■ Data to use:

------------

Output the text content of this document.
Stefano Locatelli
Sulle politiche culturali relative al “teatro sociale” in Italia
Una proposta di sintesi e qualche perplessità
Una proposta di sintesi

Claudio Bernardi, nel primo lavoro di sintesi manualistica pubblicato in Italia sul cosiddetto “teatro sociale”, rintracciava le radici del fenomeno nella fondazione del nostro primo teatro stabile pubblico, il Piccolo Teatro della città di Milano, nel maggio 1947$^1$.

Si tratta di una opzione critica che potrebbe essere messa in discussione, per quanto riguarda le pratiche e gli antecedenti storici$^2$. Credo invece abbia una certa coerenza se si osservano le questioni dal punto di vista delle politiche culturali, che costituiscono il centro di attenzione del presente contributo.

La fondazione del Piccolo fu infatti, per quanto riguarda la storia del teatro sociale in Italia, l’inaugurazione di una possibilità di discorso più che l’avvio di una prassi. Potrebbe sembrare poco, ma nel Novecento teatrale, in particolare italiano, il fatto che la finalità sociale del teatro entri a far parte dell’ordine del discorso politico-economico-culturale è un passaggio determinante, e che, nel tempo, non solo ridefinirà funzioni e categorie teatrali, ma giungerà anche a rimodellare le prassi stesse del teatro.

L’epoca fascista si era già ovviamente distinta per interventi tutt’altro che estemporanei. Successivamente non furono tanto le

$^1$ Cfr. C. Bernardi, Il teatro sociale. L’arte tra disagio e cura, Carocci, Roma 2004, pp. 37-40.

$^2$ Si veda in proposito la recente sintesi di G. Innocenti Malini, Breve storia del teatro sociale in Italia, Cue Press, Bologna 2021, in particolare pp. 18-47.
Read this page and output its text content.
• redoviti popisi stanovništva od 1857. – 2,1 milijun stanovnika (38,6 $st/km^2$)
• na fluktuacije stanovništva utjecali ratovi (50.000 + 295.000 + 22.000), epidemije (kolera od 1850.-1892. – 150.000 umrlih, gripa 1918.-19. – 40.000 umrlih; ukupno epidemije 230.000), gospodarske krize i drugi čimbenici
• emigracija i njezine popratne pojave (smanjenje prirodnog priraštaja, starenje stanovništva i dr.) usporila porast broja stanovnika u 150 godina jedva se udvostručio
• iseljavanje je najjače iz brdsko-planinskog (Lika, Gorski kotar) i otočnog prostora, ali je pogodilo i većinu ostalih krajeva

------------

■ Requirement: Extract the full listing above without altering anything.

■ Response:
Output the text content of this document.
Stefano Locatelli
Sulle politiche culturali relative al “teatro sociale” in Italia
Una proposta di sintesi e qualche perplessità
Una proposta di sintesi

Claudio Bernardi, nel primo lavoro di sintesi manualistica pubblicato in Italia sul cosiddetto “teatro sociale”, rintracciava le radici del fenomeno nella fondazione del nostro primo teatro stabile pubblico, il Piccolo Teatro della città di Milano, nel maggio 1947$^1$.

Si tratta di una opzione critica che potrebbe essere messa in discussione, per quanto riguarda le pratiche e gli antecedenti storici$^2$. Credo invece abbia una certa coerenza se si osservano le questioni dal punto di vista delle politiche culturali, che costituiscono il centro di attenzione del presente contributo.

La fondazione del Piccolo fu infatti, per quanto riguarda la storia del teatro sociale in Italia, l’inaugurazione di una possibilità di discorso più che l’avvio di una prassi. Potrebbe sembrare poco, ma nel Novecento teatrale, in particolare italiano, il fatto che la finalità sociale del teatro entri a far parte dell’ordine del discorso politico-economico-culturale è un passaggio determinante, e che, nel tempo, non solo ridefinirà funzioni e categorie teatrali, ma giungerà anche a rimodellare le prassi stesse del teatro.

L’epoca fascista si era già ovviamente distinta per interventi tutt’altro che estemporanei. Successivamente non furono tanto le

$^1$ Cfr. C. Bernardi, Il teatro sociale. L’arte tra disagio e cura, Carocci, Roma 2004, pp. 37-40.

$^2$ Si veda in proposito la recente sintesi di G. Innocenti Malini, Breve storia del teatro sociale in Italia, Cue Press, Bologna 2021, in particolare pp. 18-47.
Read this page and output its text content.
• redoviti popisi stanovništva od 1857. – 2,1 milijun stanovnika (38,6 $st/km^2$)
• na fluktuacije stanovništva utjecali ratovi (50.000 + 295.000 + 22.000), epidemije (kolera od 1850.-1892. – 150.000 umrlih, gripa 1918.-19. – 40.000 umrlih; ukupno epidemije 230.000), gospodarske krize i drugi čimbenici
• emigracija i njezine popratne pojave (smanjenje prirodnog priraštaja, starenje stanovništva i dr.) usporila porast broja stanovnika u 150 godina jedva se udvostručio
• iseljavanje je najjače iz brdsko-planinskog (Lika, Gorski kotar) i otočnog prostora, ali je pogodilo i većinu ostalih krajeva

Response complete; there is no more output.